> _Goal_: Gather all lines containing the string "name" and copy them out.

==== Exercise inputs ====

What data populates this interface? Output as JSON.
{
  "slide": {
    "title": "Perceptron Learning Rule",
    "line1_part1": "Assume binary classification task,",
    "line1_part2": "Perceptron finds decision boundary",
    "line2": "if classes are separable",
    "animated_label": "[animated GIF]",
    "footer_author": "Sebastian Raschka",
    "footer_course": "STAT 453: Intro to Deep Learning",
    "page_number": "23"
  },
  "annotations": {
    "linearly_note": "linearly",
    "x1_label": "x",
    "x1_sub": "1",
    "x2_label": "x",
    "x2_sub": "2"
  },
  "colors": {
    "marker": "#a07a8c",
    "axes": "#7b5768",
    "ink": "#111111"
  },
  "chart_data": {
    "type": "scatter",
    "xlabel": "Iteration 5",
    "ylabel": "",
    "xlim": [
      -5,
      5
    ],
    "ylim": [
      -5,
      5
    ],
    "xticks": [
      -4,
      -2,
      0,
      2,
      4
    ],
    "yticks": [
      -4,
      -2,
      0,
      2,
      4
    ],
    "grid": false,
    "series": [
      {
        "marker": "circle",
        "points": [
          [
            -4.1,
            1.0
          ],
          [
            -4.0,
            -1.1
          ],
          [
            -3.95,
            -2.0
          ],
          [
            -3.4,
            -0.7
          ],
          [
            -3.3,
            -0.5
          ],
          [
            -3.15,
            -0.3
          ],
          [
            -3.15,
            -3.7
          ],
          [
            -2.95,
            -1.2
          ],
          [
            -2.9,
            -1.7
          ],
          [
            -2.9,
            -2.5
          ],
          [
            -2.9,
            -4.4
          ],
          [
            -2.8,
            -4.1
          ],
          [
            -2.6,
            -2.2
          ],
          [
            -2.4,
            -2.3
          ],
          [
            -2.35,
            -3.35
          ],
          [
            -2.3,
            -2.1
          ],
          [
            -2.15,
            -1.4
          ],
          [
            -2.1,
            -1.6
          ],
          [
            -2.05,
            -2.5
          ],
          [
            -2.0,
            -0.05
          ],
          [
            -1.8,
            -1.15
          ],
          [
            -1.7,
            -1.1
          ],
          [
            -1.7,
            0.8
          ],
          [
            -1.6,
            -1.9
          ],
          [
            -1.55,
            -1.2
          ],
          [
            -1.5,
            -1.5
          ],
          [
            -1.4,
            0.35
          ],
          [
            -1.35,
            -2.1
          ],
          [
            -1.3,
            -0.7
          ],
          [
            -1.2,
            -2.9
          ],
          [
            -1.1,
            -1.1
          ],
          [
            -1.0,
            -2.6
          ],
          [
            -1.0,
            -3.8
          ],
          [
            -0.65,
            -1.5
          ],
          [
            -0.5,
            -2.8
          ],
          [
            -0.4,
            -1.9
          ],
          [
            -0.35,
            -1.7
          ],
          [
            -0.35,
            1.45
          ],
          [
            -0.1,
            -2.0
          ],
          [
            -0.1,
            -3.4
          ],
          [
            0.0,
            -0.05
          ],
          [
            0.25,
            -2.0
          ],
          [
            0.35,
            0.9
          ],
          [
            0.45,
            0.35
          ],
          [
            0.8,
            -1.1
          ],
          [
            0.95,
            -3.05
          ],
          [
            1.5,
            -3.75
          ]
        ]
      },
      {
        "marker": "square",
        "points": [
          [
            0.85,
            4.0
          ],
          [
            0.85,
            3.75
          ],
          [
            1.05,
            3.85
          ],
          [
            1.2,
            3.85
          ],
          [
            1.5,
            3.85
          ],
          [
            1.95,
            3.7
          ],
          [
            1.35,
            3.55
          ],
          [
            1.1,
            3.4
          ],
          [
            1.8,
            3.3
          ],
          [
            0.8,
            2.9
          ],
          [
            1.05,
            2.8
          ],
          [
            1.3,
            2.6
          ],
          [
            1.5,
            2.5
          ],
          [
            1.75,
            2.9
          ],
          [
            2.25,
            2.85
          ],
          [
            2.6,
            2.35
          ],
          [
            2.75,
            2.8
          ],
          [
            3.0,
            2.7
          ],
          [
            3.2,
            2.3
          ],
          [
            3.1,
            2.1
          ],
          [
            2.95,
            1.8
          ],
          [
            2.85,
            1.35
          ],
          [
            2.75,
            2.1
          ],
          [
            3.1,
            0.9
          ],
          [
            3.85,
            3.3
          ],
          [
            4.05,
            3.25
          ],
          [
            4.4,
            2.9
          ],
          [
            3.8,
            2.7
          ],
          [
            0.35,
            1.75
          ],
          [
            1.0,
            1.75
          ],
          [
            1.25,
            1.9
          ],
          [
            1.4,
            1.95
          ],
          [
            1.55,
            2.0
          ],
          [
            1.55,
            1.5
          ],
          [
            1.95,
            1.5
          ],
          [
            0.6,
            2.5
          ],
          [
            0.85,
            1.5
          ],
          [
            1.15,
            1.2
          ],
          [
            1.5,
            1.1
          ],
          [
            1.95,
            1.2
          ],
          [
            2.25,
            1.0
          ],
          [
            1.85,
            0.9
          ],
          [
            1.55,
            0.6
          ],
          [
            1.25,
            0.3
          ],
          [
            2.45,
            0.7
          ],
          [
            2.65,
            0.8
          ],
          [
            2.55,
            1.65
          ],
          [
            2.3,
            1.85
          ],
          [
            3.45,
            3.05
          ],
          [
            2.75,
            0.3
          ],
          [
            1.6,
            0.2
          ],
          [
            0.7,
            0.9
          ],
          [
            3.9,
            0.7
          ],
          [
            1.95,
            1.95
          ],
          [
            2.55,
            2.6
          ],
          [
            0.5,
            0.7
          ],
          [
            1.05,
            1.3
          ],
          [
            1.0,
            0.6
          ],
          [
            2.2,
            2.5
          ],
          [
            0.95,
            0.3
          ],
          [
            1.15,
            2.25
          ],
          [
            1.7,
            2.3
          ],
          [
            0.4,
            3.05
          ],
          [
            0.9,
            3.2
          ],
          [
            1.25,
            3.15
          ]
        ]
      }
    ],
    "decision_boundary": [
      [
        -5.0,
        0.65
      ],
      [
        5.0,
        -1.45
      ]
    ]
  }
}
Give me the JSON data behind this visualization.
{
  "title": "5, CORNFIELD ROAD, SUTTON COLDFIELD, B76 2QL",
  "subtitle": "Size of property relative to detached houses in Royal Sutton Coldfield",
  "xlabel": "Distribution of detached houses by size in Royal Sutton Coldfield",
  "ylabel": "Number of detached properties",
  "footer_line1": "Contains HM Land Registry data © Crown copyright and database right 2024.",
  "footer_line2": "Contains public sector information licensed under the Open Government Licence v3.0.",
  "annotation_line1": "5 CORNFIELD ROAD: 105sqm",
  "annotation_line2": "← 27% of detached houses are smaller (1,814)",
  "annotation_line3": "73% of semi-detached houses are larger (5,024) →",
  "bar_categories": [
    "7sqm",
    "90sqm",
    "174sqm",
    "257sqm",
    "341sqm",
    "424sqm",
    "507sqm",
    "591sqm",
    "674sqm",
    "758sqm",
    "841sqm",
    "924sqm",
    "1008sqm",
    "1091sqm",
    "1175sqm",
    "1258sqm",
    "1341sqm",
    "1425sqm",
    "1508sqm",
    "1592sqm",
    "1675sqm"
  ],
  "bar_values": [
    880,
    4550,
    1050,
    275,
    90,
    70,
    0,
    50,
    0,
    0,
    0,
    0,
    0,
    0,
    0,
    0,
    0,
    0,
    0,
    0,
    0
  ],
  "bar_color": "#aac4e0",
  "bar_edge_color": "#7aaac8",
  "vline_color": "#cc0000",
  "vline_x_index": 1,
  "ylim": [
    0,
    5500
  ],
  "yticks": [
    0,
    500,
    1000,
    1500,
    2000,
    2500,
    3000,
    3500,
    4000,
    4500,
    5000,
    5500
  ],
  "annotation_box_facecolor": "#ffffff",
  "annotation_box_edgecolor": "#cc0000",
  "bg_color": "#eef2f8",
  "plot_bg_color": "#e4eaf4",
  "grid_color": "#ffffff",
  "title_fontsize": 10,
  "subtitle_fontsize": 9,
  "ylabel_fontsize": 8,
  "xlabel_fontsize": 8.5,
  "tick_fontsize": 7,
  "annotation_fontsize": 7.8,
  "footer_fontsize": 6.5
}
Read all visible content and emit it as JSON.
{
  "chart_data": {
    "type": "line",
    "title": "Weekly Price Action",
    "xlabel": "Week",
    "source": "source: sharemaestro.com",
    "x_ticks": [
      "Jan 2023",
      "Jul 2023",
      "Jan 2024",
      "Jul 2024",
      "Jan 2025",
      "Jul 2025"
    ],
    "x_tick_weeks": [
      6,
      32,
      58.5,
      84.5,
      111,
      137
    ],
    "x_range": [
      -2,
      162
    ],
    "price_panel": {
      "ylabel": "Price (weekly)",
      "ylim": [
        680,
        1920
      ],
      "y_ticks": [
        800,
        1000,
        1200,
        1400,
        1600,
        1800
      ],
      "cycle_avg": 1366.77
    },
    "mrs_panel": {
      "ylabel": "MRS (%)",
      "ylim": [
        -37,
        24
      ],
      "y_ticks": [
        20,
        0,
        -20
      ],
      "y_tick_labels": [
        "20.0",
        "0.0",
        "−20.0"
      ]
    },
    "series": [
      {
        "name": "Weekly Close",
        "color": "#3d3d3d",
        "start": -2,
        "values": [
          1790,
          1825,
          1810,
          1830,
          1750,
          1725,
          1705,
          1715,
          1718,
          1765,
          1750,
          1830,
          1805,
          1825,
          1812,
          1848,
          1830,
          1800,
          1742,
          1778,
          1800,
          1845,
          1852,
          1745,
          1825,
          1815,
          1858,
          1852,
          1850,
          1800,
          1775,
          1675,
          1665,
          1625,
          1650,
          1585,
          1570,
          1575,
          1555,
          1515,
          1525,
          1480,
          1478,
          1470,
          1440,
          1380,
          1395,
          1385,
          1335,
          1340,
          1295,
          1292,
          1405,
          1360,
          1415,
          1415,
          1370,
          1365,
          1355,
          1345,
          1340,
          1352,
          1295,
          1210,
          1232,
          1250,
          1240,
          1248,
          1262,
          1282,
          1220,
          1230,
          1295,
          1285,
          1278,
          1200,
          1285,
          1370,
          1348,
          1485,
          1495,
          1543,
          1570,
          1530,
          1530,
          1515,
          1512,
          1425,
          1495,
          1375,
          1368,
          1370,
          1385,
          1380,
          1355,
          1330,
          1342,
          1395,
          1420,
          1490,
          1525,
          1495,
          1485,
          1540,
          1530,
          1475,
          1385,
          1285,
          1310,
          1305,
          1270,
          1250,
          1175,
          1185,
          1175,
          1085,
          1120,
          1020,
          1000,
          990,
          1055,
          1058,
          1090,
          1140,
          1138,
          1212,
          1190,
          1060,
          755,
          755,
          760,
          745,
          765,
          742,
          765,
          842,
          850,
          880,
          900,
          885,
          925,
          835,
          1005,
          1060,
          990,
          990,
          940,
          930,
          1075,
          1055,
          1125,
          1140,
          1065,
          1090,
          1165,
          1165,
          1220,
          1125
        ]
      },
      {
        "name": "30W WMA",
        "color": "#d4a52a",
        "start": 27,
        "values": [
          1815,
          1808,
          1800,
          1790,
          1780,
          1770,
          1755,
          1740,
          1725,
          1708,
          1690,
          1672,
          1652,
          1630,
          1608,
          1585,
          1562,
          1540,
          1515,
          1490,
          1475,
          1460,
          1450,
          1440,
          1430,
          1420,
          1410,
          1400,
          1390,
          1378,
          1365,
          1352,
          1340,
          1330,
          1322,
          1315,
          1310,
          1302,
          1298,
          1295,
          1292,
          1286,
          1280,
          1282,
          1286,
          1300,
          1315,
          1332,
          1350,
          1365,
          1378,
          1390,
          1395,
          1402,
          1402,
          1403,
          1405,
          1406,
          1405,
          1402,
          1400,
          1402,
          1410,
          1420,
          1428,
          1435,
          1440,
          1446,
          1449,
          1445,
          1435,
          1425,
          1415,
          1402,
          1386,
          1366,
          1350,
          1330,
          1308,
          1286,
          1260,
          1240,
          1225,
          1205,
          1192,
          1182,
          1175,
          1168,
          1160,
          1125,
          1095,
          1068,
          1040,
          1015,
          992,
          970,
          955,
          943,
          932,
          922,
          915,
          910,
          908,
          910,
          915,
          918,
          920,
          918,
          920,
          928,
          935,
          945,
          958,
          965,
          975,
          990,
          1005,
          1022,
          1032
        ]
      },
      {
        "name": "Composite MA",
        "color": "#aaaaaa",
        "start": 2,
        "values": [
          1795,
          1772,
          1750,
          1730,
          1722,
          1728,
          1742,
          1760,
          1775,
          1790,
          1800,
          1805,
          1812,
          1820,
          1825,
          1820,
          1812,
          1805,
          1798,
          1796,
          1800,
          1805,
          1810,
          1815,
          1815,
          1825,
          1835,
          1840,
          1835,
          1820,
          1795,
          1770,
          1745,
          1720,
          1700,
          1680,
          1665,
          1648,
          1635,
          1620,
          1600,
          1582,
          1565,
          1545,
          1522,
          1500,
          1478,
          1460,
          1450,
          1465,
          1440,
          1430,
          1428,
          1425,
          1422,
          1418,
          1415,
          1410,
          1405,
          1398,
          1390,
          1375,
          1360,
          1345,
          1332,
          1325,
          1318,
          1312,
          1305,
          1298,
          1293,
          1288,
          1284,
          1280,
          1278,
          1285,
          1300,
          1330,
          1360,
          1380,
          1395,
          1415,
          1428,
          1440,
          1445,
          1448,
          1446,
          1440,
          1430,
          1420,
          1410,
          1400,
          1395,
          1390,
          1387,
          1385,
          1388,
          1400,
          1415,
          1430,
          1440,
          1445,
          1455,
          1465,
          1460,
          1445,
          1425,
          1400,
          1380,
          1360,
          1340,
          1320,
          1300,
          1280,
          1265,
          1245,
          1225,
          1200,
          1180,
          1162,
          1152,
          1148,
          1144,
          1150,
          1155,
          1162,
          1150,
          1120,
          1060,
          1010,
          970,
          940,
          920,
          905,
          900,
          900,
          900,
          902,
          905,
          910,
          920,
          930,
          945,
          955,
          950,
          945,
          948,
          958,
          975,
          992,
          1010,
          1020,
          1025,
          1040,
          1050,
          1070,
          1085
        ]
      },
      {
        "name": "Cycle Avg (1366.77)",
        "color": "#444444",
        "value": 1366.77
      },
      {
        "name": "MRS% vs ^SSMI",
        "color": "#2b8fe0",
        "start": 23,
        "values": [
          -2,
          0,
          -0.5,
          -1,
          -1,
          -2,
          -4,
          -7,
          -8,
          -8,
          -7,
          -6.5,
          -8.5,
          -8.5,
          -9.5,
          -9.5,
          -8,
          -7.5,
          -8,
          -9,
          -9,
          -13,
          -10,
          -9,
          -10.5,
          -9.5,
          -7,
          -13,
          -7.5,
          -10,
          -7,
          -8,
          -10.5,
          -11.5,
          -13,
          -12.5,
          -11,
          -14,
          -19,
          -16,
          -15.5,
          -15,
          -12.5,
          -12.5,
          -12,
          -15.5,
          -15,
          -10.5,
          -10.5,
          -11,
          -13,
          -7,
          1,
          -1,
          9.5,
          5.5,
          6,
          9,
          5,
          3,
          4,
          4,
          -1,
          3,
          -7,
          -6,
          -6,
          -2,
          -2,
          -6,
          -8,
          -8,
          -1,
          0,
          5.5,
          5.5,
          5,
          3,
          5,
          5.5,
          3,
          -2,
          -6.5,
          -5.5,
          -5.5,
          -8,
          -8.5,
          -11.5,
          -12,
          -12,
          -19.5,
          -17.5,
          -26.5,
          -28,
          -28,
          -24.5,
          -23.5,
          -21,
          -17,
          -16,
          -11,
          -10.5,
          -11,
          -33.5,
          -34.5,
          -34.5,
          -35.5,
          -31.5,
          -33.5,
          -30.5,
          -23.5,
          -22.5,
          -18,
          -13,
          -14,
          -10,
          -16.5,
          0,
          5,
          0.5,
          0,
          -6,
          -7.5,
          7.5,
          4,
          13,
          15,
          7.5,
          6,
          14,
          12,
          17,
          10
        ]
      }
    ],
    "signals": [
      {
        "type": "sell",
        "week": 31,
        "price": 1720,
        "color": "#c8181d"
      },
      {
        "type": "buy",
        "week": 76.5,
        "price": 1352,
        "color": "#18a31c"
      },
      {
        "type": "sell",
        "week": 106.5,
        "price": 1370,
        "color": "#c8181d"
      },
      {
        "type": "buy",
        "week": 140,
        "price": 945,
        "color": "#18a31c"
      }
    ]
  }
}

====

> _Result of this task_:
        "name": "Weekly Close",
        "name": "30W WMA",
        "name": "Composite MA",
        "name": "Cycle Avg (1366.77)",
        "name": "MRS% vs ^SSMI",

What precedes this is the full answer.